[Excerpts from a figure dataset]
§ §

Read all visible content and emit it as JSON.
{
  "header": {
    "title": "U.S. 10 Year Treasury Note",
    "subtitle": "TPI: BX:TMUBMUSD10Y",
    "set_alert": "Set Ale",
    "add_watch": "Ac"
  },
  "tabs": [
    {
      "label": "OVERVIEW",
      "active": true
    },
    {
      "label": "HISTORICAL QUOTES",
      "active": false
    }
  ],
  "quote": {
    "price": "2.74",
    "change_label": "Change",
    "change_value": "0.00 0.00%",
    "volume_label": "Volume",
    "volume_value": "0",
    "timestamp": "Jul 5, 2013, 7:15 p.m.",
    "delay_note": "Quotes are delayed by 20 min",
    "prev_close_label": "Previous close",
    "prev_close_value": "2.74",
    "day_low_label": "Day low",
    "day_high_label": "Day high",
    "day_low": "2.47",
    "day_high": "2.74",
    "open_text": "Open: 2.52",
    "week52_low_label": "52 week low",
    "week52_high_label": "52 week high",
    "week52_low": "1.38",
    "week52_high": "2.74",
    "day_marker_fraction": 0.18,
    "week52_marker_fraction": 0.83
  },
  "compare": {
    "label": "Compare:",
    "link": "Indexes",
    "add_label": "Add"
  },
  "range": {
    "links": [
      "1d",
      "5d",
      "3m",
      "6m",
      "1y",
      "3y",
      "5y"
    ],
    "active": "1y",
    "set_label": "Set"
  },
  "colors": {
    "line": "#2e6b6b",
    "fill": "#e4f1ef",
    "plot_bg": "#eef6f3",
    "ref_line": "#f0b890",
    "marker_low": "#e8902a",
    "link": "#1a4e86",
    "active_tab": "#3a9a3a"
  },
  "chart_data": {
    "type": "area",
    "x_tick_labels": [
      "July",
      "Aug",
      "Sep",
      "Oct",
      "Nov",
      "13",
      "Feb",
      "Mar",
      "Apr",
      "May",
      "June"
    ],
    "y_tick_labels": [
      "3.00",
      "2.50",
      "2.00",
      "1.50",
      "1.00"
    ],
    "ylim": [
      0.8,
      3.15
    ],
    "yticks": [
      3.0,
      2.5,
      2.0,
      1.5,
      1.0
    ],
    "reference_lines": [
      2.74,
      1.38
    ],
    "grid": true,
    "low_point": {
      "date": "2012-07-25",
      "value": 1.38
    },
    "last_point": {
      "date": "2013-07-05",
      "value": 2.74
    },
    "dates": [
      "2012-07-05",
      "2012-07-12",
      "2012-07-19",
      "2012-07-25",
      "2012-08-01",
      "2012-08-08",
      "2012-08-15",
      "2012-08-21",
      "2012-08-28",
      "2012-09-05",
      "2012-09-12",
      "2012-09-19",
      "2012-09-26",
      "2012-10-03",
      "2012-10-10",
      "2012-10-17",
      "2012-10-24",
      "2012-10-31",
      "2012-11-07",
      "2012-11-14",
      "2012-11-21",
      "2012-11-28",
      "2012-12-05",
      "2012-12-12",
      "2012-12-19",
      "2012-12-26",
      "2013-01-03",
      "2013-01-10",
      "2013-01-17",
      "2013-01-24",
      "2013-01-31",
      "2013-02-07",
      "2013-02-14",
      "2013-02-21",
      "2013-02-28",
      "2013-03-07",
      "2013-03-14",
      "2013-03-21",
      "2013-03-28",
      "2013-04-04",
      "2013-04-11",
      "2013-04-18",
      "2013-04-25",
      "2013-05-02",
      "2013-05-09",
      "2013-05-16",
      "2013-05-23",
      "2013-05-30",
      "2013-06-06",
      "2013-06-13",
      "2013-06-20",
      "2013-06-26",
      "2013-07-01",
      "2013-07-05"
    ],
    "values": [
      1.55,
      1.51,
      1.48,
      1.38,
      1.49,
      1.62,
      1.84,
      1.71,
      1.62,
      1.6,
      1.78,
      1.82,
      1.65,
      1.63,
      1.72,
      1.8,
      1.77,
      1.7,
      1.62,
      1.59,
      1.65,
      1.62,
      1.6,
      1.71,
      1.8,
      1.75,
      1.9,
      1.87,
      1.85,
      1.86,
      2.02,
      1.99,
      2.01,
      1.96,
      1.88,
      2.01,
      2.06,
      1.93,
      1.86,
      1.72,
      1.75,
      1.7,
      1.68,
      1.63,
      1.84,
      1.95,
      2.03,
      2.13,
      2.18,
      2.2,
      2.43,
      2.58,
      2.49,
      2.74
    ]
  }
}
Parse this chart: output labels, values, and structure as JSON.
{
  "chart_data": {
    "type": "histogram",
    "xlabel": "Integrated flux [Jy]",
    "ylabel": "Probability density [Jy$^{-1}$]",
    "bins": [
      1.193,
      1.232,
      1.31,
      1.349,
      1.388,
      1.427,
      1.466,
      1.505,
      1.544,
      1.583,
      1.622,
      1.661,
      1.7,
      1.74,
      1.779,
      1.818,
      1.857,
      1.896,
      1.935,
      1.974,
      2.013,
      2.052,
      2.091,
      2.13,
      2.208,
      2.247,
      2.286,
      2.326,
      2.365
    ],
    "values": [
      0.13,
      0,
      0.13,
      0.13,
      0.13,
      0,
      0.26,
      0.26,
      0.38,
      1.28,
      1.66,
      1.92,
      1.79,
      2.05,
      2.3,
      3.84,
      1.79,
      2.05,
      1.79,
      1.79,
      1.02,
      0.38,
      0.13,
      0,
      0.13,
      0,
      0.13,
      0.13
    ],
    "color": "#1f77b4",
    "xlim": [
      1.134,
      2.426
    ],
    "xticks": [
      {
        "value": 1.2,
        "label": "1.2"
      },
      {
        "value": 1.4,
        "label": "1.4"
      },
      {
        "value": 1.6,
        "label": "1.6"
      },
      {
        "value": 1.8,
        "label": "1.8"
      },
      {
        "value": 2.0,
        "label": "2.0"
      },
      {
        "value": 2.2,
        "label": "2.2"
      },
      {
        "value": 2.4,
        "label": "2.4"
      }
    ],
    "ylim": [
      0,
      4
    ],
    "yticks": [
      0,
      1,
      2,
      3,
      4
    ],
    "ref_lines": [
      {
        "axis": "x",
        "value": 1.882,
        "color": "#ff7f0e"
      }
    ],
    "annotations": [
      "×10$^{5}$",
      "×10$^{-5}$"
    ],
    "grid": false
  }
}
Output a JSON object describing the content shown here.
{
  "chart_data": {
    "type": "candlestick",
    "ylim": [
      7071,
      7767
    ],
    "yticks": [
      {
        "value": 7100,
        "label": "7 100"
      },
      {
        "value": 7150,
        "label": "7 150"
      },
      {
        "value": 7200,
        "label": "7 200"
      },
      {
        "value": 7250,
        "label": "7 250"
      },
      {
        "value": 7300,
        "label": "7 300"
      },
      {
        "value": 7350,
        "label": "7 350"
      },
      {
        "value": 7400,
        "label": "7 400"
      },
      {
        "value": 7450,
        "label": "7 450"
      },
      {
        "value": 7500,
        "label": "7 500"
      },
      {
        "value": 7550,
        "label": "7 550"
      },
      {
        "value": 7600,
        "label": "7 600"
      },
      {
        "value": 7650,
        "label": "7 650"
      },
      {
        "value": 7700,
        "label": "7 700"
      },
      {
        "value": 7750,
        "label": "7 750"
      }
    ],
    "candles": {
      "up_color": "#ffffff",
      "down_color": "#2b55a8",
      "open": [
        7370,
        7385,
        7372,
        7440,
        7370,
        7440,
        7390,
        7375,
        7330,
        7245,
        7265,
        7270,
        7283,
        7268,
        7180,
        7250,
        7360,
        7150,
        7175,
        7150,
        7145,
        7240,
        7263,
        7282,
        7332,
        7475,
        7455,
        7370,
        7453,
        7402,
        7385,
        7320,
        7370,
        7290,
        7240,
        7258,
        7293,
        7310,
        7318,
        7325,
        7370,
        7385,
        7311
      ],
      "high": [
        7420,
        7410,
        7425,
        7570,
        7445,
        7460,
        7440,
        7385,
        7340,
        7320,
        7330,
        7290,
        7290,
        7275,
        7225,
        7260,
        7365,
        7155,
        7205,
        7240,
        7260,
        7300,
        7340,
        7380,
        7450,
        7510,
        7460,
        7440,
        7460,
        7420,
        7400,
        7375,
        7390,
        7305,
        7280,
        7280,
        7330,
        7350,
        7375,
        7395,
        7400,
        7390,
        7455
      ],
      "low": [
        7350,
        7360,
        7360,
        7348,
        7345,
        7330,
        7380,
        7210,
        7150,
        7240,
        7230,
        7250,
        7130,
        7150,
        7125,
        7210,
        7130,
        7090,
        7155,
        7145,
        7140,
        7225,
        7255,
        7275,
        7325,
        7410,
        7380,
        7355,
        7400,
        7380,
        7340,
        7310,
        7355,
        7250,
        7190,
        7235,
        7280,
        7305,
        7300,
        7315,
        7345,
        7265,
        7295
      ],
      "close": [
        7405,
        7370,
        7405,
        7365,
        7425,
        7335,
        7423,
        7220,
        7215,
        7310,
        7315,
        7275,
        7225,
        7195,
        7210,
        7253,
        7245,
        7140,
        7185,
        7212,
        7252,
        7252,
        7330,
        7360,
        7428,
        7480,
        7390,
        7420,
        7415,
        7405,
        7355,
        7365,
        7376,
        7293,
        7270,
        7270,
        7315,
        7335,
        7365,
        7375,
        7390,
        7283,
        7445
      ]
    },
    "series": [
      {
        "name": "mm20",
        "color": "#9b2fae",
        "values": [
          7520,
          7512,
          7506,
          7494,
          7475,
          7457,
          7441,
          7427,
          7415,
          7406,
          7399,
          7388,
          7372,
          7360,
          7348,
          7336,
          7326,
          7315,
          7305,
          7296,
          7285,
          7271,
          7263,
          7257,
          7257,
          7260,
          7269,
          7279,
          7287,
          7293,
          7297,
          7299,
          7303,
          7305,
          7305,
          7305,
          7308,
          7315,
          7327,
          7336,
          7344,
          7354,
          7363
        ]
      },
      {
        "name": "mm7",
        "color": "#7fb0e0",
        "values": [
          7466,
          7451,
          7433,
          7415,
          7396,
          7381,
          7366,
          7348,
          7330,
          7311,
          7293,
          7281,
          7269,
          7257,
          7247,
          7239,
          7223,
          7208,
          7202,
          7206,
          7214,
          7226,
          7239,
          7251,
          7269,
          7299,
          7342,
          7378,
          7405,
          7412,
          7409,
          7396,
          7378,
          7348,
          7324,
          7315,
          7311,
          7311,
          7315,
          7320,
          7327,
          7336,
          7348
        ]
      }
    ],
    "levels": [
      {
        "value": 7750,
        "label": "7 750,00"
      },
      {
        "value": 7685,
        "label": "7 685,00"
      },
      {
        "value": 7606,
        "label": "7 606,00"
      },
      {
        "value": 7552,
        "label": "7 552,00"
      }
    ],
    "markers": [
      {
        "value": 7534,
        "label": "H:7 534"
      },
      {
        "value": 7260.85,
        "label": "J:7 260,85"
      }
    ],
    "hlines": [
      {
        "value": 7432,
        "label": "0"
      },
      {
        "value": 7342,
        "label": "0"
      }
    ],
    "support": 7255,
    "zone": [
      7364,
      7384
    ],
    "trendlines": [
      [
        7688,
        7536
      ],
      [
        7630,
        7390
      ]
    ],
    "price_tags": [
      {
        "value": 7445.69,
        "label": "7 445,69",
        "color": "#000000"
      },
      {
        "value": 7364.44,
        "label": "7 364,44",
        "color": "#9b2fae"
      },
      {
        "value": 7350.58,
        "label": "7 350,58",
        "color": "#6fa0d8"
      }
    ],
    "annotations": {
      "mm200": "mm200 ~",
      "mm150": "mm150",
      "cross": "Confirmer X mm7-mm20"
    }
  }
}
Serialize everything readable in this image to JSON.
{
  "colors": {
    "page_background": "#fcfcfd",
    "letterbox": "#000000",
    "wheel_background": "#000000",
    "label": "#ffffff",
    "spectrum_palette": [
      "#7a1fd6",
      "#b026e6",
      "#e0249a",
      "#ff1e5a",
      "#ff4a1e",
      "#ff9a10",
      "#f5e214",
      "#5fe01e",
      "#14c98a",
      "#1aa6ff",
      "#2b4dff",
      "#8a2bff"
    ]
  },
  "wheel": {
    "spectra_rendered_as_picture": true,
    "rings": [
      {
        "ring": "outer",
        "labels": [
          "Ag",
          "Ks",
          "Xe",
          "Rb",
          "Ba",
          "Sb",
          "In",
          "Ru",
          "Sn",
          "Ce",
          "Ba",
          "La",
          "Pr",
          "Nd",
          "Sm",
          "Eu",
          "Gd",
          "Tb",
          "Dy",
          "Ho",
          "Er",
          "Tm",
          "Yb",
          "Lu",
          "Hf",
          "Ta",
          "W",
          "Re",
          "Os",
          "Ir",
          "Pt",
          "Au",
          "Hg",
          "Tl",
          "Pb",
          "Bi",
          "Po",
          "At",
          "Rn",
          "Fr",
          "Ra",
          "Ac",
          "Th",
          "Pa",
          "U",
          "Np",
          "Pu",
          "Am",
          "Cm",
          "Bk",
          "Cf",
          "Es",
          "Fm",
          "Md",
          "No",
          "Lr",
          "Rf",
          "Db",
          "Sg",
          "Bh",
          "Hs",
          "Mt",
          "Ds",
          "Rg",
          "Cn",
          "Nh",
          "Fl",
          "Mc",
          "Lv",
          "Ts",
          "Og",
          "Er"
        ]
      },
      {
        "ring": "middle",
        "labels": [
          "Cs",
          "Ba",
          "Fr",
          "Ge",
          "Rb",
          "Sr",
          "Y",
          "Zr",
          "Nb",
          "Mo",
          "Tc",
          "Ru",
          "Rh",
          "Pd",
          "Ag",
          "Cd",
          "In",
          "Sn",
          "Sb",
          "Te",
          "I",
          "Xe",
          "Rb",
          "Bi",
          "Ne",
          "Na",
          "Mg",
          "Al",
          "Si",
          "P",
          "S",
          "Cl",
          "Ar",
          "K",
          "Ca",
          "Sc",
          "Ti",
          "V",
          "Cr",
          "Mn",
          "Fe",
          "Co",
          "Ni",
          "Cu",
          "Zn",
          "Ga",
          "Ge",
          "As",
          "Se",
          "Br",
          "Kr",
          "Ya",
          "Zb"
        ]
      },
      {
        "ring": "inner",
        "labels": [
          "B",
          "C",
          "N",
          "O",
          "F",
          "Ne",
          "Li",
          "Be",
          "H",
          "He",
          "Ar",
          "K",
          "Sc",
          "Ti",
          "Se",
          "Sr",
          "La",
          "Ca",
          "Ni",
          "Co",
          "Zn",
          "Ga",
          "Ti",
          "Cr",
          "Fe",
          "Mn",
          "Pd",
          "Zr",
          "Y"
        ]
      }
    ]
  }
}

§ §

## YOUR GOAL:
How many of the lines above hold the word "JSON"? Give only that number.

## ANSWER:
4